→ Aim of the task: Any pictures in the records below should be skipped; write out everything else exactly.
········
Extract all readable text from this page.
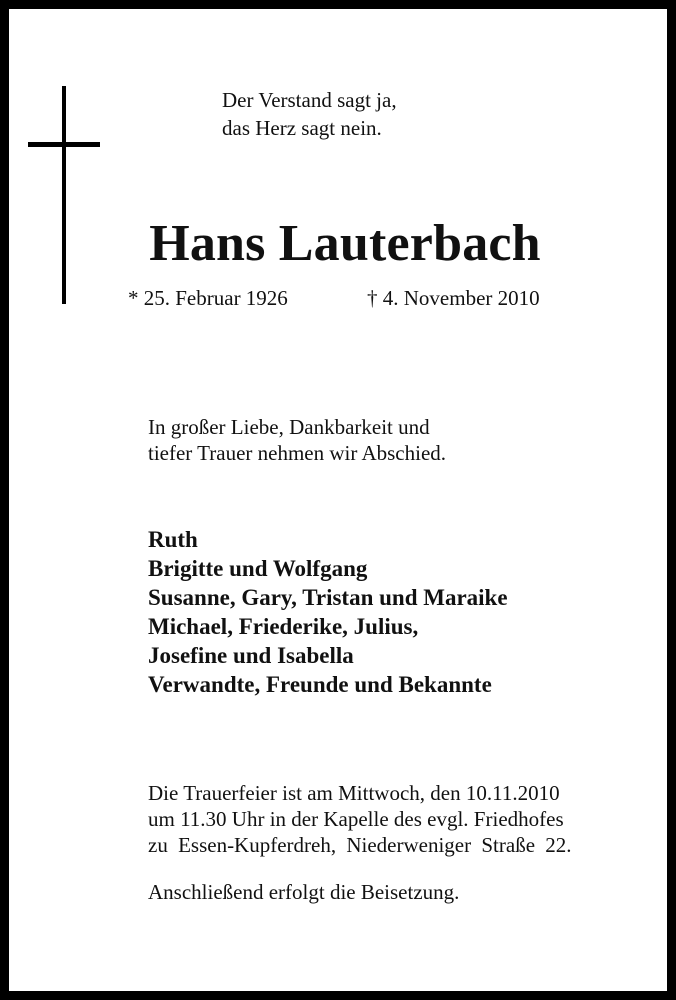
Der Verstand sagt ja,
das Herz sagt nein.
Hans Lauterbach
* 25. Februar 1926	† 4. November 2010
In großer Liebe, Dankbarkeit und
tiefer Trauer nehmen wir Abschied.
Ruth
Brigitte und Wolfgang
Susanne, Gary, Tristan und Maraike
Michael, Friederike, Julius,
Josefine und Isabella
Verwandte, Freunde und Bekannte
Die Trauerfeier ist am Mittwoch, den 10.11.2010
um 11.30 Uhr in der Kapelle des evgl. Friedhofes
zu Essen-Kupferdreh, Niederweniger Straße 22.
Anschließend erfolgt die Beisetzung.
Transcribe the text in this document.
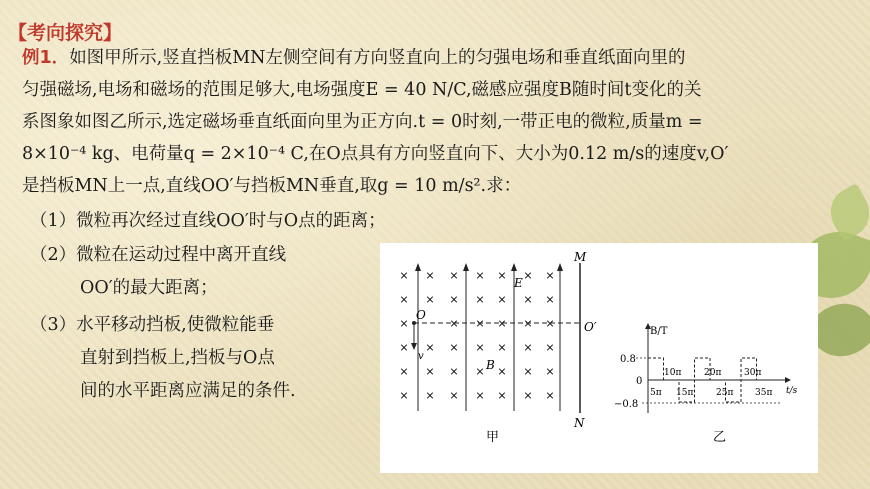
【考向探究】
例1．如图甲所示,竖直挡板MN左侧空间有方向竖直向上的匀强电场和垂直纸面向里的
匀强磁场,电场和磁场的范围足够大,电场强度E = 40 N/C,磁感应强度B随时间t变化的关
系图象如图乙所示,选定磁场垂直纸面向里为正方向.t = 0时刻,一带正电的微粒,质量m =
8×10⁻⁴ kg、电荷量q = 2×10⁻⁴ C,在O点具有方向竖直向下、大小为0.12 m/s的速度v,O′
是挡板MN上一点,直线OO′与挡板MN垂直,取g = 10 m/s².求：
（1）微粒再次经过直线OO′时与O点的距离；
（2）微粒在运动过程中离开直线
OO′的最大距离；
（3）水平移动挡板,使微粒能垂
直射到挡板上,挡板与O点
间的水平距离应满足的条件.
× × × × × × ×
× × × × × × ×
×	× × × × ×
× × × × × × ×
× × × × × × ×
× × × × × × ×
M
N
O
O′
v
E
B
甲
B/T
t/s
0.8
0
−0.8
5π 15π	25π 35π
10π	20π	30π
乙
········
→ Answer to this task:
Extract all readable text from this page.
Der Verstand sagt ja,
das Herz sagt nein.
Hans Lauterbach
* 25. Februar 1926	† 4. November 2010
In großer Liebe, Dankbarkeit und
tiefer Trauer nehmen wir Abschied.
Ruth
Brigitte und Wolfgang
Susanne, Gary, Tristan und Maraike
Michael, Friederike, Julius,
Josefine und Isabella
Verwandte, Freunde und Bekannte
Die Trauerfeier ist am Mittwoch, den 10.11.2010
um 11.30 Uhr in der Kapelle des evgl. Friedhofes
zu Essen-Kupferdreh, Niederweniger Straße 22.
Anschließend erfolgt die Beisetzung.
Transcribe the text in this document.
【考向探究】
例1．如图甲所示,竖直挡板MN左侧空间有方向竖直向上的匀强电场和垂直纸面向里的
匀强磁场,电场和磁场的范围足够大,电场强度E = 40 N/C,磁感应强度B随时间t变化的关
系图象如图乙所示,选定磁场垂直纸面向里为正方向.t = 0时刻,一带正电的微粒,质量m =
8×10⁻⁴ kg、电荷量q = 2×10⁻⁴ C,在O点具有方向竖直向下、大小为0.12 m/s的速度v,O′
是挡板MN上一点,直线OO′与挡板MN垂直,取g = 10 m/s².求：
（1）微粒再次经过直线OO′时与O点的距离；
（2）微粒在运动过程中离开直线
OO′的最大距离；
（3）水平移动挡板,使微粒能垂
直射到挡板上,挡板与O点
间的水平距离应满足的条件.
× × × × × × ×
× × × × × × ×
×	× × × × ×
× × × × × × ×
× × × × × × ×
× × × × × × ×
M
N
O
O′
v
E
B
甲
B/T
t/s
0.8
0
−0.8
5π 15π	25π 35π
10π	20π	30π
乙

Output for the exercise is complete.